%%

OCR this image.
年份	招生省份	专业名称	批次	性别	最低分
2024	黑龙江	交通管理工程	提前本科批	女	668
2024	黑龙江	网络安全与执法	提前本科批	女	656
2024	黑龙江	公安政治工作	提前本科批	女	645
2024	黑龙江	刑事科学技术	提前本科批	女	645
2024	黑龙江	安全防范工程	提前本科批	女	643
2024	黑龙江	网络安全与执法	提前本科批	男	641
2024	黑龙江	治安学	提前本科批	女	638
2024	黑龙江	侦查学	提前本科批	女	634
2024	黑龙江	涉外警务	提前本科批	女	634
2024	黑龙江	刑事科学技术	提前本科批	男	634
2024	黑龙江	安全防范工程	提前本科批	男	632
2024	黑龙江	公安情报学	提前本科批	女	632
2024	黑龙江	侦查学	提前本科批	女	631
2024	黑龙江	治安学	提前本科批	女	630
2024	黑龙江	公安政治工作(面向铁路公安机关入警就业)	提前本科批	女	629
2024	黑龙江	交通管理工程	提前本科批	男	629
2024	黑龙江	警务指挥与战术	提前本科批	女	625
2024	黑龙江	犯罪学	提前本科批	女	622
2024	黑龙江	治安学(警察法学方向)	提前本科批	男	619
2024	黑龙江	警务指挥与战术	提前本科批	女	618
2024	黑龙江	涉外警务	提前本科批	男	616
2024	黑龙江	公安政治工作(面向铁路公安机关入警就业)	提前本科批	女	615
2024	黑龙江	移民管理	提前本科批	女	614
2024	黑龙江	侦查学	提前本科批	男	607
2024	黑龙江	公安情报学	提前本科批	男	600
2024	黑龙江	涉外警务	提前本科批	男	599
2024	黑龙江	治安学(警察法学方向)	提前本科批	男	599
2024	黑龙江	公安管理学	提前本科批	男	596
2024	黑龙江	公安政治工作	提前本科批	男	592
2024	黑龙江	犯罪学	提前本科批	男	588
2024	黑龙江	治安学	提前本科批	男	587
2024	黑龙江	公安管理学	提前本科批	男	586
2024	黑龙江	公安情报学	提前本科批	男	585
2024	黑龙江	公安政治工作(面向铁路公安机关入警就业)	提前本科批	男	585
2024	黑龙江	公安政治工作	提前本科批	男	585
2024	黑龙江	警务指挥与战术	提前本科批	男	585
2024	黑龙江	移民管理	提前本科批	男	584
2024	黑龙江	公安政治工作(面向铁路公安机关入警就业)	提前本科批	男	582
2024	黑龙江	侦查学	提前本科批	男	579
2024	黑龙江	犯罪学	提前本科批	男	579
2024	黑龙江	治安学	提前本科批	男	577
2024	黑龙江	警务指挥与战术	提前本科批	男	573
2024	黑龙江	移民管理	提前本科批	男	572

%%

#### [GIVEN TASK]
From the records above, extract everything verbatim.

#### [EXERCISE SOLUTION]
OCR this image.
年份	招生省份	专业名称	批次	性别	最低分
2024	黑龙江	交通管理工程	提前本科批	女	668
2024	黑龙江	网络安全与执法	提前本科批	女	656
2024	黑龙江	公安政治工作	提前本科批	女	645
2024	黑龙江	刑事科学技术	提前本科批	女	645
2024	黑龙江	安全防范工程	提前本科批	女	643
2024	黑龙江	网络安全与执法	提前本科批	男	641
2024	黑龙江	治安学	提前本科批	女	638
2024	黑龙江	侦查学	提前本科批	女	634
2024	黑龙江	涉外警务	提前本科批	女	634
2024	黑龙江	刑事科学技术	提前本科批	男	634
2024	黑龙江	安全防范工程	提前本科批	男	632
2024	黑龙江	公安情报学	提前本科批	女	632
2024	黑龙江	侦查学	提前本科批	女	631
2024	黑龙江	治安学	提前本科批	女	630
2024	黑龙江	公安政治工作(面向铁路公安机关入警就业)	提前本科批	女	629
2024	黑龙江	交通管理工程	提前本科批	男	629
2024	黑龙江	警务指挥与战术	提前本科批	女	625
2024	黑龙江	犯罪学	提前本科批	女	622
2024	黑龙江	治安学(警察法学方向)	提前本科批	男	619
2024	黑龙江	警务指挥与战术	提前本科批	女	618
2024	黑龙江	涉外警务	提前本科批	男	616
2024	黑龙江	公安政治工作(面向铁路公安机关入警就业)	提前本科批	女	615
2024	黑龙江	移民管理	提前本科批	女	614
2024	黑龙江	侦查学	提前本科批	男	607
2024	黑龙江	公安情报学	提前本科批	男	600
2024	黑龙江	涉外警务	提前本科批	男	599
2024	黑龙江	治安学(警察法学方向)	提前本科批	男	599
2024	黑龙江	公安管理学	提前本科批	男	596
2024	黑龙江	公安政治工作	提前本科批	男	592
2024	黑龙江	犯罪学	提前本科批	男	588
2024	黑龙江	治安学	提前本科批	男	587
2024	黑龙江	公安管理学	提前本科批	男	586
2024	黑龙江	公安情报学	提前本科批	男	585
2024	黑龙江	公安政治工作(面向铁路公安机关入警就业)	提前本科批	男	585
2024	黑龙江	公安政治工作	提前本科批	男	585
2024	黑龙江	警务指挥与战术	提前本科批	男	585
2024	黑龙江	移民管理	提前本科批	男	584
2024	黑龙江	公安政治工作(面向铁路公安机关入警就业)	提前本科批	男	582
2024	黑龙江	侦查学	提前本科批	男	579
2024	黑龙江	犯罪学	提前本科批	男	579
2024	黑龙江	治安学	提前本科批	男	577
2024	黑龙江	警务指挥与战术	提前本科批	男	573
2024	黑龙江	移民管理	提前本科批	男	572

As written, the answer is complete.